━━━━━ Extrait fourni ━━━━━

Je ne veux pas dire d’ailleurs que la lucidité d’Amielsoit sans égale, ni qu’on n’ait jamais été plus loin que lui dans la connaissance de soi. Trop de piété, trop d’habitude de la morale, trop de regret de l’action le retiennent sur le bord des grandes, des profondes découvertes. Mais par personne peut-être la souffrance de se connaître n’a été ressentie avec autant d’intensité à la fois et de patience ; personne peut-être ne s’est jamais aussi douloureusement imprégné de la faiblesse que la force de l’esprit peut développer dans l’âme.

Pourtant ce livre n’est pas d’un lâche ; la souffrance d’Amiel garde quelque chose de la discrétion qui en fut l’origine ; elle n’accuse personne ; elle ne cherche pas la consolation rétrospective du mauvais hasard. Ce qu’il y a de beau ici et d’héroïque, c’est que pas une fois — que je sache — les événements extérieurs ne sont inculpés ; en même temps que son impuis- sance, Amiel accepte d’en être la seule cause, faisant ainsi preuve du plus difficile courage qui est de se solidariser avec ses échecs.

━━━━━

§ **Objectif 1**
Recopiez le passage de l'extrait sur Amiel qui va de « Pourtant ce livre » à « avec ses échecs. », en remplaçant « héroïque » par « admirable ».
§ **Objectif 2**
D'après l'extrait sur Amiel, en quoi consiste le plus difficile courage ?
Les items n'ont aucun lien avec l'extrait sur Amiel.

━━━━━ Données extraites ━━━━━

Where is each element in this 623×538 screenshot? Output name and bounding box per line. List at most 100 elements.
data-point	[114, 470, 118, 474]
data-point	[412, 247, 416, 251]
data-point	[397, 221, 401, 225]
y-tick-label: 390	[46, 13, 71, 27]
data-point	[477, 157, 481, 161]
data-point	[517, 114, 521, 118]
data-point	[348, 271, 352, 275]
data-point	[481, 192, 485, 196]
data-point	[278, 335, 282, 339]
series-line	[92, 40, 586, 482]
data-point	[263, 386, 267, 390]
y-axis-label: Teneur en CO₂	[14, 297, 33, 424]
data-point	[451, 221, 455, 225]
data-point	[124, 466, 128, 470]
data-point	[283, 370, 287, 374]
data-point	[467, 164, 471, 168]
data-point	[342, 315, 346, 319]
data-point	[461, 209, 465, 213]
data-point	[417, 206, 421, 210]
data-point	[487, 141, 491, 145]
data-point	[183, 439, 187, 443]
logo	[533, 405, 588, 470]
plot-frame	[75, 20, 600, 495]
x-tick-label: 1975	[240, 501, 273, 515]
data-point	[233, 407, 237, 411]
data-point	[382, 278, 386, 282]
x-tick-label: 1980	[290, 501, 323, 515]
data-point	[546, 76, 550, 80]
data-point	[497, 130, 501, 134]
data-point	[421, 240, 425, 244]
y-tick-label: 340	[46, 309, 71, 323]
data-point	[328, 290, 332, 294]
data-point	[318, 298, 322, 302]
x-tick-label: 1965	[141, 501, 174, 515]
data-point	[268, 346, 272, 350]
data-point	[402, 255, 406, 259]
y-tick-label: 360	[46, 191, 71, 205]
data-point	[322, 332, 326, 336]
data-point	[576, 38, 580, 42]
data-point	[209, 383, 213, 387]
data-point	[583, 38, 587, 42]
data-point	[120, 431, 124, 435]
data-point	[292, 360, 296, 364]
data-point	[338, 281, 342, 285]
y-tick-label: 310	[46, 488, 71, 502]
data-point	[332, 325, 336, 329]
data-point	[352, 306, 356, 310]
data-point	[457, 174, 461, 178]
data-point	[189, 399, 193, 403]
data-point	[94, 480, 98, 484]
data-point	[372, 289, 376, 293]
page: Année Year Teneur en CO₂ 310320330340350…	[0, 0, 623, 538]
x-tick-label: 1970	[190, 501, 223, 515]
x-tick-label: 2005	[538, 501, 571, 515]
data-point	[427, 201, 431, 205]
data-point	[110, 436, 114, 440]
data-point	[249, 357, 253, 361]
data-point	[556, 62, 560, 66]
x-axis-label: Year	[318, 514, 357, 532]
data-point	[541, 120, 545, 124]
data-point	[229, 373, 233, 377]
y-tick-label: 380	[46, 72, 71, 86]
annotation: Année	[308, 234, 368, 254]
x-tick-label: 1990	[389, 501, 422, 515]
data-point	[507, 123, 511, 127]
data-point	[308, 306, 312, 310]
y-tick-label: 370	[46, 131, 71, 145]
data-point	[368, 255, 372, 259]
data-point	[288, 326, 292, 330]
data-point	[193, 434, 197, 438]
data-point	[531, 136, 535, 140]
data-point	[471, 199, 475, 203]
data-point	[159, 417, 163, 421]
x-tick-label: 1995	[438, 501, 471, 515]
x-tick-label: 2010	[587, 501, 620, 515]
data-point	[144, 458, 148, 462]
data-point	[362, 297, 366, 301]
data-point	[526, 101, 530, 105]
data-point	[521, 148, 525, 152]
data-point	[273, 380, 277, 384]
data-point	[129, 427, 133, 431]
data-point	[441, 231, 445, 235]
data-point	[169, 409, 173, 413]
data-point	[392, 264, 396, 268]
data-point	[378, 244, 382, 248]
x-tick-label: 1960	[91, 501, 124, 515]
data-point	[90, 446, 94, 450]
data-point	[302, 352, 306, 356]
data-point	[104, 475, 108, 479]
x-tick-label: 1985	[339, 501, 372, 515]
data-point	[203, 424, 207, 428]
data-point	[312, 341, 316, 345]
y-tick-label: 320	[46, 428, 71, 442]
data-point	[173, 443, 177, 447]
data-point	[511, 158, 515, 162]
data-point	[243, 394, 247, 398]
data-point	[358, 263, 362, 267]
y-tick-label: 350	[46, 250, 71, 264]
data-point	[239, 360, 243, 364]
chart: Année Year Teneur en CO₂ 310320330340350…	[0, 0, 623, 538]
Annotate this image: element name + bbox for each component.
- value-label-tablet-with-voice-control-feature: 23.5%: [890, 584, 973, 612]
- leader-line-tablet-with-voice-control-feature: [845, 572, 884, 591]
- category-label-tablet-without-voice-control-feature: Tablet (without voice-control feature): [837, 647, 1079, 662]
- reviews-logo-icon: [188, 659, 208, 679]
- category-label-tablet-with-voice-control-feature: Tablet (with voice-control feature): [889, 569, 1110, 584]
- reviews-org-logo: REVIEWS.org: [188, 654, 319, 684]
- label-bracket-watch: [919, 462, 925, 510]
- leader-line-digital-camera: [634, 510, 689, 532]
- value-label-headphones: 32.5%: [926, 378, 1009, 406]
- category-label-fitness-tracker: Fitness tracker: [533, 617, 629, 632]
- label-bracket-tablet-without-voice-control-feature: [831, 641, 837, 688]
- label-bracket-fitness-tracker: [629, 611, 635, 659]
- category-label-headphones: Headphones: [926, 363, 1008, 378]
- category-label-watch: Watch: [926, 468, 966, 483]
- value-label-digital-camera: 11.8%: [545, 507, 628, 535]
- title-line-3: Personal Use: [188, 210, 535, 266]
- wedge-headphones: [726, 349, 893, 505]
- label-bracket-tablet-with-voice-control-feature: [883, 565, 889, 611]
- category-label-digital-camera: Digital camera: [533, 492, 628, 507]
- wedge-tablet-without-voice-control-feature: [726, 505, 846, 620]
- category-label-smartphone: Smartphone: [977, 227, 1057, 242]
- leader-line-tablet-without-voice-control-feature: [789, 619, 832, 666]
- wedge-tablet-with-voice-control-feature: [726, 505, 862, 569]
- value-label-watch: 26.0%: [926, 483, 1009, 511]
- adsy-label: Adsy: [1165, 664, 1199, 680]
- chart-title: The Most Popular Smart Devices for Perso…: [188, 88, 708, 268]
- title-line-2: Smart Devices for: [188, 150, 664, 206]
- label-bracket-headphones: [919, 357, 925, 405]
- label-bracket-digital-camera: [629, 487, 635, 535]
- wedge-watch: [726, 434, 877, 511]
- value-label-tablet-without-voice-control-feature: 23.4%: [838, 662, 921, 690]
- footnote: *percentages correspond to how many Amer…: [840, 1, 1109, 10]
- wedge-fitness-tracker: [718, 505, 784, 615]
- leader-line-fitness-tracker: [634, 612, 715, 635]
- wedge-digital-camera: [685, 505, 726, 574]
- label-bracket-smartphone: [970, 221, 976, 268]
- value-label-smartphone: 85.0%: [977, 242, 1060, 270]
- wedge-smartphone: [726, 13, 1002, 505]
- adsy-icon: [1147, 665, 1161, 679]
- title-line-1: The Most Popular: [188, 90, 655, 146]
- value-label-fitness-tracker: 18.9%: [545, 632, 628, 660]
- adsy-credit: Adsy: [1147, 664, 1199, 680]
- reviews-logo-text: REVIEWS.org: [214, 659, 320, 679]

━━━━━

§ **Réponse rédigée 1**
Pourtant ce livre n’est pas d’un lâche ; la souffrance d’Amiel garde quelque chose de la discrétion qui en fut l’origine ; elle n’accuse personne ; elle ne cherche pas la consolation rétrospective du mauvais hasard. Ce qu’il y a de beau ici et d’admirable, c’est que pas une fois — que je sache — les événements extérieurs ne sont inculpés ; en même temps que son impuis- sance, Amiel accepte d’en être la seule cause, faisant ainsi preuve du plus difficile courage qui est de se solidariser avec ses échecs.

§ **Réponse rédigée 2**
À se solidariser avec ses échecs.